start AVAILABLE DATA

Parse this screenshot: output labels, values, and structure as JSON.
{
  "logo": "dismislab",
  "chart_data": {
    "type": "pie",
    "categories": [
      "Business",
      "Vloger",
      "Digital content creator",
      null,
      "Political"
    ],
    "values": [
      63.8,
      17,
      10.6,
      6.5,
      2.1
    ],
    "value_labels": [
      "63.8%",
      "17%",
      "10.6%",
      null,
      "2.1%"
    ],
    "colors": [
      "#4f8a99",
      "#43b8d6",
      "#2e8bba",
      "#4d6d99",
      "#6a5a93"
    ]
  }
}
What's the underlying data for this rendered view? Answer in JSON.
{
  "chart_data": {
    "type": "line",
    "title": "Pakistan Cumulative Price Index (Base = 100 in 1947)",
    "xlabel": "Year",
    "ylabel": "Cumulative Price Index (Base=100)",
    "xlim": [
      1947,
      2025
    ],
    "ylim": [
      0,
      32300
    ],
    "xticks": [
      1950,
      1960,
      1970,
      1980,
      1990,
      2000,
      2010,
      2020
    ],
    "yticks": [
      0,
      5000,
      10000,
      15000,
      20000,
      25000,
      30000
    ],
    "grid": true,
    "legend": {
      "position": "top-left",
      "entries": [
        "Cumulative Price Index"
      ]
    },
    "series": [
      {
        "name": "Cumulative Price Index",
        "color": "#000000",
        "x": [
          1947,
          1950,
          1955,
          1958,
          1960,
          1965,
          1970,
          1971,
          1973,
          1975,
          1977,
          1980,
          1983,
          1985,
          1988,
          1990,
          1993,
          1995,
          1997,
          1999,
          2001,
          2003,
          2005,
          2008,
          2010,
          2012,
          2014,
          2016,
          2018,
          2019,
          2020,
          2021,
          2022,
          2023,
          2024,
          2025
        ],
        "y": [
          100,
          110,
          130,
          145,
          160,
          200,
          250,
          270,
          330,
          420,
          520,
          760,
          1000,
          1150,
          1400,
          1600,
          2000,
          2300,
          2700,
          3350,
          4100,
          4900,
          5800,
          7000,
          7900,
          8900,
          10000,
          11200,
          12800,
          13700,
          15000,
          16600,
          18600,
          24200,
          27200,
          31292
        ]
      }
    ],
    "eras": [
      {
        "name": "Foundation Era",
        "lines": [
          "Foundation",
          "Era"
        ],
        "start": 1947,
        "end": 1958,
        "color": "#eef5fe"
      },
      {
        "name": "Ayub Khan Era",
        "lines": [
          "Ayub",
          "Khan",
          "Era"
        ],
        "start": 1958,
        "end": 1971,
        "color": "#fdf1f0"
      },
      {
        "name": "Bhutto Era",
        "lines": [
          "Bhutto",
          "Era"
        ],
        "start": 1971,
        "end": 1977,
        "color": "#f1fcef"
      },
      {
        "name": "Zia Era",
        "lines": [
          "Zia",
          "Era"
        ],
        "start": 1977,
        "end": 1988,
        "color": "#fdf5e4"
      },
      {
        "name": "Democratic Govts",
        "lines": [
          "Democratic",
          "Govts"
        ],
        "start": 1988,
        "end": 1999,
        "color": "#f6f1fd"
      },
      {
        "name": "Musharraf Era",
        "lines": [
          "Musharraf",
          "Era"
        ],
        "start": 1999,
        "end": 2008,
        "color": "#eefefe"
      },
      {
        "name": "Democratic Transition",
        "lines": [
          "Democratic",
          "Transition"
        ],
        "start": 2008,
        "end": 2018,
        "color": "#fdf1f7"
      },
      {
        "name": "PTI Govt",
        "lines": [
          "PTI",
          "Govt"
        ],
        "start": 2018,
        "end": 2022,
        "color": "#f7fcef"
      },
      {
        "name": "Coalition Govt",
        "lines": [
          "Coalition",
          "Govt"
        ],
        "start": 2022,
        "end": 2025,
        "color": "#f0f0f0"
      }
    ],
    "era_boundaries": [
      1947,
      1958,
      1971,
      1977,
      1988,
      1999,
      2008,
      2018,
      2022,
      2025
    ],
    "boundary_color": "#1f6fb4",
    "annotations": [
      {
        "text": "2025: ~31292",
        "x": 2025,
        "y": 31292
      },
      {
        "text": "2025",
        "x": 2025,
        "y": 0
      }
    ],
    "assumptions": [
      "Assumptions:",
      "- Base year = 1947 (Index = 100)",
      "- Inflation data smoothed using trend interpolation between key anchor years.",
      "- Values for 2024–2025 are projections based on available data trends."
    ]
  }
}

end AVAILABLE DATA

### OBJECTIVE
Set down the entries above again, word for word.

### COMPLETED TASK
Parse this screenshot: output labels, values, and structure as JSON.
{
  "logo": "dismislab",
  "chart_data": {
    "type": "pie",
    "categories": [
      "Business",
      "Vloger",
      "Digital content creator",
      null,
      "Political"
    ],
    "values": [
      63.8,
      17,
      10.6,
      6.5,
      2.1
    ],
    "value_labels": [
      "63.8%",
      "17%",
      "10.6%",
      null,
      "2.1%"
    ],
    "colors": [
      "#4f8a99",
      "#43b8d6",
      "#2e8bba",
      "#4d6d99",
      "#6a5a93"
    ]
  }
}
What's the underlying data for this rendered view? Answer in JSON.
{
  "chart_data": {
    "type": "line",
    "title": "Pakistan Cumulative Price Index (Base = 100 in 1947)",
    "xlabel": "Year",
    "ylabel": "Cumulative Price Index (Base=100)",
    "xlim": [
      1947,
      2025
    ],
    "ylim": [
      0,
      32300
    ],
    "xticks": [
      1950,
      1960,
      1970,
      1980,
      1990,
      2000,
      2010,
      2020
    ],
    "yticks": [
      0,
      5000,
      10000,
      15000,
      20000,
      25000,
      30000
    ],
    "grid": true,
    "legend": {
      "position": "top-left",
      "entries": [
        "Cumulative Price Index"
      ]
    },
    "series": [
      {
        "name": "Cumulative Price Index",
        "color": "#000000",
        "x": [
          1947,
          1950,
          1955,
          1958,
          1960,
          1965,
          1970,
          1971,
          1973,
          1975,
          1977,
          1980,
          1983,
          1985,
          1988,
          1990,
          1993,
          1995,
          1997,
          1999,
          2001,
          2003,
          2005,
          2008,
          2010,
          2012,
          2014,
          2016,
          2018,
          2019,
          2020,
          2021,
          2022,
          2023,
          2024,
          2025
        ],
        "y": [
          100,
          110,
          130,
          145,
          160,
          200,
          250,
          270,
          330,
          420,
          520,
          760,
          1000,
          1150,
          1400,
          1600,
          2000,
          2300,
          2700,
          3350,
          4100,
          4900,
          5800,
          7000,
          7900,
          8900,
          10000,
          11200,
          12800,
          13700,
          15000,
          16600,
          18600,
          24200,
          27200,
          31292
        ]
      }
    ],
    "eras": [
      {
        "name": "Foundation Era",
        "lines": [
          "Foundation",
          "Era"
        ],
        "start": 1947,
        "end": 1958,
        "color": "#eef5fe"
      },
      {
        "name": "Ayub Khan Era",
        "lines": [
          "Ayub",
          "Khan",
          "Era"
        ],
        "start": 1958,
        "end": 1971,
        "color": "#fdf1f0"
      },
      {
        "name": "Bhutto Era",
        "lines": [
          "Bhutto",
          "Era"
        ],
        "start": 1971,
        "end": 1977,
        "color": "#f1fcef"
      },
      {
        "name": "Zia Era",
        "lines": [
          "Zia",
          "Era"
        ],
        "start": 1977,
        "end": 1988,
        "color": "#fdf5e4"
      },
      {
        "name": "Democratic Govts",
        "lines": [
          "Democratic",
          "Govts"
        ],
        "start": 1988,
        "end": 1999,
        "color": "#f6f1fd"
      },
      {
        "name": "Musharraf Era",
        "lines": [
          "Musharraf",
          "Era"
        ],
        "start": 1999,
        "end": 2008,
        "color": "#eefefe"
      },
      {
        "name": "Democratic Transition",
        "lines": [
          "Democratic",
          "Transition"
        ],
        "start": 2008,
        "end": 2018,
        "color": "#fdf1f7"
      },
      {
        "name": "PTI Govt",
        "lines": [
          "PTI",
          "Govt"
        ],
        "start": 2018,
        "end": 2022,
        "color": "#f7fcef"
      },
      {
        "name": "Coalition Govt",
        "lines": [
          "Coalition",
          "Govt"
        ],
        "start": 2022,
        "end": 2025,
        "color": "#f0f0f0"
      }
    ],
    "era_boundaries": [
      1947,
      1958,
      1971,
      1977,
      1988,
      1999,
      2008,
      2018,
      2022,
      2025
    ],
    "boundary_color": "#1f6fb4",
    "annotations": [
      {
        "text": "2025: ~31292",
        "x": 2025,
        "y": 31292
      },
      {
        "text": "2025",
        "x": 2025,
        "y": 0
      }
    ],
    "assumptions": [
      "Assumptions:",
      "- Base year = 1947 (Index = 100)",
      "- Inflation data smoothed using trend interpolation between key anchor years.",
      "- Values for 2024–2025 are projections based on available data trends."
    ]
  }
}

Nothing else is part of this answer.